■ **Défi A**:
Recopiez intégralement l'extrait ci-dessous sur Vittorio Caprioli, sans aucune modification.
■ ■ ■ ■ ■
« On
a raison des séquestrer les patrons / Grève illimitée ». Le
patron est joué par Vittorio Caprioli. L'acteur italien est peu
connu mais a quelques rôles marquants, outre l'homme du marché aux
puces dans Zazie dans le métro, on le reconnaît dans Le
Magnifique, il est le patron de la maison d'édition de Belmondo
et aussi le méchant dans les récits d'aventure qu'il écrit, dans
L'Aile ou la cuisse il est le restaurateur frustré qui oblige
Louis de Funès sa choucroute en disant « c'est dégueulasse,
hein ? » avec une pointe d'accent italien. Pour Godard et
Gorin, Vittorio Caprioli est idéal en patron, forcément
dégueulasse, l'homme qui dirige cette entreprise de charcuterie
industrielle depuis 1967.
■ ■ ■ ■ ■
■ **Défi B**:
Reproduisez à l'identique les enregistrements ci-dessous, du début jusqu'à la ligne contenant "table-cell: 285,000 bbox=[670, 213, 826, 244]", celle-ci incluse.

■ **Données de l'exercice**:
■ ■ ■ ■ ■
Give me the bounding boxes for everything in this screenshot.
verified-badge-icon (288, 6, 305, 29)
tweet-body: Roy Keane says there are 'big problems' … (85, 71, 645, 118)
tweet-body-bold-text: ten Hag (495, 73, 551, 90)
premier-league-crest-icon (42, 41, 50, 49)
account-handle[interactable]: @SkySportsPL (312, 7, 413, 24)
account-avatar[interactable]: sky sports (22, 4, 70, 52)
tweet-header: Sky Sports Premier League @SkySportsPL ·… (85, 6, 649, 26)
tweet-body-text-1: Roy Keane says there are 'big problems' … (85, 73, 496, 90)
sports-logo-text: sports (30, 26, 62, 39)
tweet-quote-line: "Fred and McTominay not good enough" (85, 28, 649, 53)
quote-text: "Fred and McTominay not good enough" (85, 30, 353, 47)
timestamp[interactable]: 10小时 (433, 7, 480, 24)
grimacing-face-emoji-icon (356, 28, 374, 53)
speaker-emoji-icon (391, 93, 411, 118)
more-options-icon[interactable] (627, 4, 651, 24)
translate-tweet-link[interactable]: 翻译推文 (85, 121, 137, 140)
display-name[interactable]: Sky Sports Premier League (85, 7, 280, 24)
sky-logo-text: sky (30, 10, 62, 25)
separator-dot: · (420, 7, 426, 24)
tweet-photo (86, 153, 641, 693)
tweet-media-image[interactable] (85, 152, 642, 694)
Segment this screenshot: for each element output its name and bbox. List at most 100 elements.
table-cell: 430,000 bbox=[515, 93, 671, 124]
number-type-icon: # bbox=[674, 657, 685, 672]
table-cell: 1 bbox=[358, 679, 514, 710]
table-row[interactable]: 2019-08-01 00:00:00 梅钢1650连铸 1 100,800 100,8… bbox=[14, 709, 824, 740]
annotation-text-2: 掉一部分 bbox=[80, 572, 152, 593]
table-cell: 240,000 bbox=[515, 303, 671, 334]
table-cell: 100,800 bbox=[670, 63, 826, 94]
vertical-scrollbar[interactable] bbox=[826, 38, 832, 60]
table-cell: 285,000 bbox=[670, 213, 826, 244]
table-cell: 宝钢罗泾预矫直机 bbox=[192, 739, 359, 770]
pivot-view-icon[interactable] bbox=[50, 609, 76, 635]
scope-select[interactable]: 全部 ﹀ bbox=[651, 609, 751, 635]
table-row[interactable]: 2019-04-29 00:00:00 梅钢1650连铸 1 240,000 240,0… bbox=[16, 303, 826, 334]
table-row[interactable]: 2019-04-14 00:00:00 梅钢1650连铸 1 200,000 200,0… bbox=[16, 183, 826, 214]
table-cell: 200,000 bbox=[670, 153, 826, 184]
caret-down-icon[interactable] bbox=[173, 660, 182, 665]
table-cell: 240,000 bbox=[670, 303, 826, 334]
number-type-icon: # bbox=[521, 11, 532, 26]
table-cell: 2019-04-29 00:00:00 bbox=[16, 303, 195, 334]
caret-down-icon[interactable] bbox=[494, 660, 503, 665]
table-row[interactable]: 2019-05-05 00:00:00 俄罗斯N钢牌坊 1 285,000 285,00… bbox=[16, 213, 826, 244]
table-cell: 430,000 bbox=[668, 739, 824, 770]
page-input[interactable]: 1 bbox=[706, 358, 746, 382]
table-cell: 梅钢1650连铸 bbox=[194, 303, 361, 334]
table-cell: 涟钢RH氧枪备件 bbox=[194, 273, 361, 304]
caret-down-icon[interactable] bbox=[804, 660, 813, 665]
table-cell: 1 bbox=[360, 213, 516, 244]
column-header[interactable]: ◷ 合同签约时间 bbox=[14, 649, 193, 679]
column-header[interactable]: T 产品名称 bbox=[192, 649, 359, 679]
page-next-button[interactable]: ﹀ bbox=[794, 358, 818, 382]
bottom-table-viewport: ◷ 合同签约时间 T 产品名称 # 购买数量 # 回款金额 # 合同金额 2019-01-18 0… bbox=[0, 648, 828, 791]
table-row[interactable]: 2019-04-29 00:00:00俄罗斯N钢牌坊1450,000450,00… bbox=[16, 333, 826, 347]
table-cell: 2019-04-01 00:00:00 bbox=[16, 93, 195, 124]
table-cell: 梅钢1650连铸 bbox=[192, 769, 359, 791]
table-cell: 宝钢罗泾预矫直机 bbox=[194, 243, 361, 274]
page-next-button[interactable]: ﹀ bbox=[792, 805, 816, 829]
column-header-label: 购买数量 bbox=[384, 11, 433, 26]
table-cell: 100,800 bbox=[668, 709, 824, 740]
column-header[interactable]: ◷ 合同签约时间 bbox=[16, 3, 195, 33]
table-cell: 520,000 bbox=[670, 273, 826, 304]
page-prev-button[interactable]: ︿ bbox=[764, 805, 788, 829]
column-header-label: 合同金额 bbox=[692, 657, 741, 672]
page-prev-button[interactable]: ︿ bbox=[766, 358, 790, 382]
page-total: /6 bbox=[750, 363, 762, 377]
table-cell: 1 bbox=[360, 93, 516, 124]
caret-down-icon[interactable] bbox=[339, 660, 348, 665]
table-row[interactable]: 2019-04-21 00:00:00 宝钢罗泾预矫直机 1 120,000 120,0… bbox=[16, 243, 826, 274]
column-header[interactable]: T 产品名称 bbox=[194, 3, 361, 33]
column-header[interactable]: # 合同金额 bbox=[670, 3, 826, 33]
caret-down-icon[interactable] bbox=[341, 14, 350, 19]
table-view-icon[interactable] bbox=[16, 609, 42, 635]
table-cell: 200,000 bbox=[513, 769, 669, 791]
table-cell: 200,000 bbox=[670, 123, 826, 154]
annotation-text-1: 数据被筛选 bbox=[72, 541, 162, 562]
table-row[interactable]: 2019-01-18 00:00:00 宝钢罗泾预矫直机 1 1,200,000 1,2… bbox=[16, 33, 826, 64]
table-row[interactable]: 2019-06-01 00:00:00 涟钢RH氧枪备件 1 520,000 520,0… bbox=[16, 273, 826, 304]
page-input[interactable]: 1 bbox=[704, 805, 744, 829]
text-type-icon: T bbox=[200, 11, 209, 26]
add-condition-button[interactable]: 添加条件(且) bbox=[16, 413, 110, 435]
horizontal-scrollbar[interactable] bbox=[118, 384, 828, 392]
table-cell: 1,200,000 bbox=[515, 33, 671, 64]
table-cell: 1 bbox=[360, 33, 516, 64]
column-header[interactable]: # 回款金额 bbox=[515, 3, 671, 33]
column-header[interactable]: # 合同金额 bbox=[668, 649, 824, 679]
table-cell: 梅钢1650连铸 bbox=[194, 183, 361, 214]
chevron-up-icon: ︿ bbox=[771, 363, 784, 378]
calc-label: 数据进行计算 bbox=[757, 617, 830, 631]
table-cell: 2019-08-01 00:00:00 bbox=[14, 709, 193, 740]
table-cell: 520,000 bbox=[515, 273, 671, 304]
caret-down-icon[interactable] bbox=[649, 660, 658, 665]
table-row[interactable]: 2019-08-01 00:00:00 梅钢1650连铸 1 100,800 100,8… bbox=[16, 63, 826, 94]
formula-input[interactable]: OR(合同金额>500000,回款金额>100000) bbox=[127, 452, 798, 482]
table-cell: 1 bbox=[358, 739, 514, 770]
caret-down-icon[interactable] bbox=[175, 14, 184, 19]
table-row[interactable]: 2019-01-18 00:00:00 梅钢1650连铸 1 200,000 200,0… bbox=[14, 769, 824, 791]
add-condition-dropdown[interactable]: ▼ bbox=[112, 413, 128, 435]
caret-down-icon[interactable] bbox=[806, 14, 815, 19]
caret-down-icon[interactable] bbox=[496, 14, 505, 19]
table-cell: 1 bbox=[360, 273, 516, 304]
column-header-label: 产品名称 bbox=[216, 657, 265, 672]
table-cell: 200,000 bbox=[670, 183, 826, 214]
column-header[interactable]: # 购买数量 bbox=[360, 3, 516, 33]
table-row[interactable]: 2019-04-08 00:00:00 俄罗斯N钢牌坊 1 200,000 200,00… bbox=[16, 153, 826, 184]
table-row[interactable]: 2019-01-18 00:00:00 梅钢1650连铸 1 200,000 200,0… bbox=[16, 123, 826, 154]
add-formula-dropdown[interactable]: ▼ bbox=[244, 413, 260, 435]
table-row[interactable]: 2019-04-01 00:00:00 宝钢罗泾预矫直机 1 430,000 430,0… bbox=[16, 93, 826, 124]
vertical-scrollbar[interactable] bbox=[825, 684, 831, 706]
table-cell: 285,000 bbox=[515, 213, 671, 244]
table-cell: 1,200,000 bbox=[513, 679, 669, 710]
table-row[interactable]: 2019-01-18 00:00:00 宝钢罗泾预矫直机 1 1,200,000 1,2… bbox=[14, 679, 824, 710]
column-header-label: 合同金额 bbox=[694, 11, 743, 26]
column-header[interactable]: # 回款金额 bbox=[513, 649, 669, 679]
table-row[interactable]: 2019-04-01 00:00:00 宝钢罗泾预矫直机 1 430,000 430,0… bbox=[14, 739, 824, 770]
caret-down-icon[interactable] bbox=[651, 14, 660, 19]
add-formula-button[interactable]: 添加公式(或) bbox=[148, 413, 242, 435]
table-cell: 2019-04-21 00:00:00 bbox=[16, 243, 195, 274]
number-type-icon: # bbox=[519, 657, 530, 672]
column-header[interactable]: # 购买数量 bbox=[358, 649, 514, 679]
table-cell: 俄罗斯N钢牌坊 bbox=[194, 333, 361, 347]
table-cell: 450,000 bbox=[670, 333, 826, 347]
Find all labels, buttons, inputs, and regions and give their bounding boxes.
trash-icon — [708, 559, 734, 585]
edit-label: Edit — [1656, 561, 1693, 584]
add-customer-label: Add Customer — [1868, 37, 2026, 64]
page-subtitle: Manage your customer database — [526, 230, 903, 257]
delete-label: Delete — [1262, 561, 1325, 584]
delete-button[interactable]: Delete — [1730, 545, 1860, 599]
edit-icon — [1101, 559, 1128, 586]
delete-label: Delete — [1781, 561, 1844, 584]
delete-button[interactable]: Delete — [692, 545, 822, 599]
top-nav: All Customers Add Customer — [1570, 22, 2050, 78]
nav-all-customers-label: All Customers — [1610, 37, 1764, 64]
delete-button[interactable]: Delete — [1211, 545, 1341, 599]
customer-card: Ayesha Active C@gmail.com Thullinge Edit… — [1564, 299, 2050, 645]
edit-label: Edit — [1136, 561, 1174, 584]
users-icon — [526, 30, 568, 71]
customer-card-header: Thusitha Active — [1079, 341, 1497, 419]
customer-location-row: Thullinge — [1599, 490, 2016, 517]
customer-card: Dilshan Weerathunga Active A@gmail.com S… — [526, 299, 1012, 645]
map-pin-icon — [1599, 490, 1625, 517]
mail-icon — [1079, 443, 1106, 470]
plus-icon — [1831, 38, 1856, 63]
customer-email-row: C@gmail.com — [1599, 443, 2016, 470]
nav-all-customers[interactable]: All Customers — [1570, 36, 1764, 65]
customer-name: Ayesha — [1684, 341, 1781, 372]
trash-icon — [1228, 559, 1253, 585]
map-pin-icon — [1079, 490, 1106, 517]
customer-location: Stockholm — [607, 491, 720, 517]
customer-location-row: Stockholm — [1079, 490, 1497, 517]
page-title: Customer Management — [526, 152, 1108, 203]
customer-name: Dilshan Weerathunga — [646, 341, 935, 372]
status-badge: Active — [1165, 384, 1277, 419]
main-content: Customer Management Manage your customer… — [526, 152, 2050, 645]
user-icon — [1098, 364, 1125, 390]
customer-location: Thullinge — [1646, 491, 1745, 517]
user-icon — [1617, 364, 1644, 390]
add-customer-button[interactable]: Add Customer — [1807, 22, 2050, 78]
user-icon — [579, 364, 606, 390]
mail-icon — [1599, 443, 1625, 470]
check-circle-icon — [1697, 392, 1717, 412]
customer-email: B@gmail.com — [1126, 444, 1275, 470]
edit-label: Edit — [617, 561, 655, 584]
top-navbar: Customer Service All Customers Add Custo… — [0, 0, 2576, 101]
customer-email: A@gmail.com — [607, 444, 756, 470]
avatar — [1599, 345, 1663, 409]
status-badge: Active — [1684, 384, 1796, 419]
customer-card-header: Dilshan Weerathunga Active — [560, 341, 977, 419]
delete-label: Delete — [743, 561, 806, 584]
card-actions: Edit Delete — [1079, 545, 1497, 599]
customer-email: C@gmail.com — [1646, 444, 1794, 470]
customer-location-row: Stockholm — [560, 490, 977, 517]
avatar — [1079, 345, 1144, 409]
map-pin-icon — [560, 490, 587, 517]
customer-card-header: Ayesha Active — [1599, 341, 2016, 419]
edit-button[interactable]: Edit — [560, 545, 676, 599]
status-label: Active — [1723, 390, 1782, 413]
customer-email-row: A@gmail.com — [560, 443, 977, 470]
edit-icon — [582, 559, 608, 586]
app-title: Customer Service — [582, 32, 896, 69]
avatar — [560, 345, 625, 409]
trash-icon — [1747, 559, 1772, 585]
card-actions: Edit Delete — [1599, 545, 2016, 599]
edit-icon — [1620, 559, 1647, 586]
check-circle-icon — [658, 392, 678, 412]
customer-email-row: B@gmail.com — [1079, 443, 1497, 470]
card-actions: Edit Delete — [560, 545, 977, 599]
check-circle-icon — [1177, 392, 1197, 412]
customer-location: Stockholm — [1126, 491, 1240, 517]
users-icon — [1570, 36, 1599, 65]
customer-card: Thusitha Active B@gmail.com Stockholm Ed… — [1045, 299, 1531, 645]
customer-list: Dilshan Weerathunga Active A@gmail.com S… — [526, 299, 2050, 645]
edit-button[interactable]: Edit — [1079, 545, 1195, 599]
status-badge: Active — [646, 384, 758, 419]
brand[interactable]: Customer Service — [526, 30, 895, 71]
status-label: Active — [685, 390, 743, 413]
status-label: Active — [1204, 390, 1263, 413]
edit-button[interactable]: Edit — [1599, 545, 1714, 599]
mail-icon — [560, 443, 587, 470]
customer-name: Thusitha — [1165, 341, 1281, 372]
■ ■ ■ ■ ■
■ **Solution proposée A**:
« On
a raison des séquestrer les patrons / Grève illimitée ». Le
patron est joué par Vittorio Caprioli. L'acteur italien est peu
connu mais a quelques rôles marquants, outre l'homme du marché aux
puces dans Zazie dans le métro, on le reconnaît dans Le
Magnifique, il est le patron de la maison d'édition de Belmondo
et aussi le méchant dans les récits d'aventure qu'il écrit, dans
L'Aile ou la cuisse il est le restaurateur frustré qui oblige
Louis de Funès sa choucroute en disant « c'est dégueulasse,
hein ? » avec une pointe d'accent italien. Pour Godard et
Gorin, Vittorio Caprioli est idéal en patron, forcément
dégueulasse, l'homme qui dirige cette entreprise de charcuterie
industrielle depuis 1967.

■ **Solution proposée B**:
Give me the bounding boxes for everything in this screenshot.
verified-badge-icon (288, 6, 305, 29)
tweet-body: Roy Keane says there are 'big problems' … (85, 71, 645, 118)
tweet-body-bold-text: ten Hag (495, 73, 551, 90)
premier-league-crest-icon (42, 41, 50, 49)
account-handle[interactable]: @SkySportsPL (312, 7, 413, 24)
account-avatar[interactable]: sky sports (22, 4, 70, 52)
tweet-header: Sky Sports Premier League @SkySportsPL ·… (85, 6, 649, 26)
tweet-body-text-1: Roy Keane says there are 'big problems' … (85, 73, 496, 90)
sports-logo-text: sports (30, 26, 62, 39)
tweet-quote-line: "Fred and McTominay not good enough" (85, 28, 649, 53)
quote-text: "Fred and McTominay not good enough" (85, 30, 353, 47)
timestamp[interactable]: 10小时 (433, 7, 480, 24)
grimacing-face-emoji-icon (356, 28, 374, 53)
speaker-emoji-icon (391, 93, 411, 118)
more-options-icon[interactable] (627, 4, 651, 24)
translate-tweet-link[interactable]: 翻译推文 (85, 121, 137, 140)
display-name[interactable]: Sky Sports Premier League (85, 7, 280, 24)
sky-logo-text: sky (30, 10, 62, 25)
separator-dot: · (420, 7, 426, 24)
tweet-photo (86, 153, 641, 693)
tweet-media-image[interactable] (85, 152, 642, 694)
Segment this screenshot: for each element output its name and bbox. List at most 100 elements.
table-cell: 430,000 bbox=[515, 93, 671, 124]
number-type-icon: # bbox=[674, 657, 685, 672]
table-cell: 1 bbox=[358, 679, 514, 710]
table-row[interactable]: 2019-08-01 00:00:00 梅钢1650连铸 1 100,800 100,8… bbox=[14, 709, 824, 740]
annotation-text-2: 掉一部分 bbox=[80, 572, 152, 593]
table-cell: 240,000 bbox=[515, 303, 671, 334]
table-cell: 100,800 bbox=[670, 63, 826, 94]
vertical-scrollbar[interactable] bbox=[826, 38, 832, 60]
table-cell: 285,000 bbox=[670, 213, 826, 244]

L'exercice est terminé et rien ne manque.